### What is required
Your task is to output the entries below word for word.

Records about charts and figures:

· · · ·

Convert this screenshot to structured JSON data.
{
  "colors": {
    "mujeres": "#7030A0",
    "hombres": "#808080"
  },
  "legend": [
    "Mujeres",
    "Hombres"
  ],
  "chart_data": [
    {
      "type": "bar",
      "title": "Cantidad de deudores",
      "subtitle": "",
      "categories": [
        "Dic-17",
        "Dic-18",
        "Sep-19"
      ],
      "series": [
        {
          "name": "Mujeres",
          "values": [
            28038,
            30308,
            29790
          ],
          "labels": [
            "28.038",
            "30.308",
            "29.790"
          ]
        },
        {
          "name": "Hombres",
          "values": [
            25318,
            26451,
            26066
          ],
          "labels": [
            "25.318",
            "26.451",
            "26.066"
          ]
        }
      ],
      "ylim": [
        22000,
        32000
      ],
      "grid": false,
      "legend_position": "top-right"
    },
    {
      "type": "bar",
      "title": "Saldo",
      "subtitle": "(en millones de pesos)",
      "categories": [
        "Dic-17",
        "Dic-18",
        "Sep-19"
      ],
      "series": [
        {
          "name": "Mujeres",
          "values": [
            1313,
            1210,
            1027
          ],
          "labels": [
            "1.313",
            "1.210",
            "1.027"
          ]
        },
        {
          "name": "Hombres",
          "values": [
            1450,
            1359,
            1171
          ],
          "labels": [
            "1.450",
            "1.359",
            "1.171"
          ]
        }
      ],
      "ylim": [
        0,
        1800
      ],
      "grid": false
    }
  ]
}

· · · ·

### The response
Convert this screenshot to structured JSON data.
{
  "colors": {
    "mujeres": "#7030A0",
    "hombres": "#808080"
  },
  "legend": [
    "Mujeres",
    "Hombres"
  ],
  "chart_data": [
    {
      "type": "bar",
      "title": "Cantidad de deudores",
      "subtitle": "",
      "categories": [
        "Dic-17",
        "Dic-18",
        "Sep-19"
      ],
      "series": [
        {
          "name": "Mujeres",
          "values": [
            28038,
            30308,
            29790
          ],
          "labels": [
            "28.038",
            "30.308",
            "29.790"
          ]
        },
        {
          "name": "Hombres",
          "values": [
            25318,
            26451,
            26066
          ],
          "labels": [
            "25.318",
            "26.451",
            "26.066"
          ]
        }
      ],
      "ylim": [
        22000,
        32000
      ],
      "grid": false,
      "legend_position": "top-right"
    },
    {
      "type": "bar",
      "title": "Saldo",
      "subtitle": "(en millones de pesos)",
      "categories": [
        "Dic-17",
        "Dic-18",
        "Sep-19"
      ],
      "series": [
        {
          "name": "Mujeres",
          "values": [
            1313,
            1210,
            1027
          ],
          "labels": [
            "1.313",
            "1.210",
            "1.027"
          ]
        },
        {
          "name": "Hombres",
          "values": [
            1450,
            1359,
            1171
          ],
          "labels": [
            "1.450",
            "1.359",
            "1.171"
          ]
        }
      ],
      "ylim": [
        0,
        1800
      ],
      "grid": false
    }
  ]
}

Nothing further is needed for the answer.